§ Brief
Would you write out the entries below, every one of them, exactly?

§ Exercise inputs
--- Begin ---

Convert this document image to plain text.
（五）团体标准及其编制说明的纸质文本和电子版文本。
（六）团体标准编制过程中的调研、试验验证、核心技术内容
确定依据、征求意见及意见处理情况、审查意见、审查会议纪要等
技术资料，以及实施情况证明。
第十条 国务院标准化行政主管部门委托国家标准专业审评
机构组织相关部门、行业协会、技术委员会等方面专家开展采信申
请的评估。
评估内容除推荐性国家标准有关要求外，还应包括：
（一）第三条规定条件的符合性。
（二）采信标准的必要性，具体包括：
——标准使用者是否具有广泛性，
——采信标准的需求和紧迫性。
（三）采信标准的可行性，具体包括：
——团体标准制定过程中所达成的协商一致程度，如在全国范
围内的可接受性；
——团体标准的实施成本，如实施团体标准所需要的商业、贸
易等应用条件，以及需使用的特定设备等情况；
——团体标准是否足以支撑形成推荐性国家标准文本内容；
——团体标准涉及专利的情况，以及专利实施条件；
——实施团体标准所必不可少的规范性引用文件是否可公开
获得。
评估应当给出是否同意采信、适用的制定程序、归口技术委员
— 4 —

--- End ---

§ Answer for the task
Convert this document image to plain text.
（五）团体标准及其编制说明的纸质文本和电子版文本。
（六）团体标准编制过程中的调研、试验验证、核心技术内容
确定依据、征求意见及意见处理情况、审查意见、审查会议纪要等
技术资料，以及实施情况证明。
第十条 国务院标准化行政主管部门委托国家标准专业审评
机构组织相关部门、行业协会、技术委员会等方面专家开展采信申
请的评估。
评估内容除推荐性国家标准有关要求外，还应包括：
（一）第三条规定条件的符合性。
（二）采信标准的必要性，具体包括：
——标准使用者是否具有广泛性，
——采信标准的需求和紧迫性。
（三）采信标准的可行性，具体包括：
——团体标准制定过程中所达成的协商一致程度，如在全国范
围内的可接受性；
——团体标准的实施成本，如实施团体标准所需要的商业、贸
易等应用条件，以及需使用的特定设备等情况；
——团体标准是否足以支撑形成推荐性国家标准文本内容；
——团体标准涉及专利的情况，以及专利实施条件；
——实施团体标准所必不可少的规范性引用文件是否可公开
获得。
评估应当给出是否同意采信、适用的制定程序、归口技术委员
— 4 —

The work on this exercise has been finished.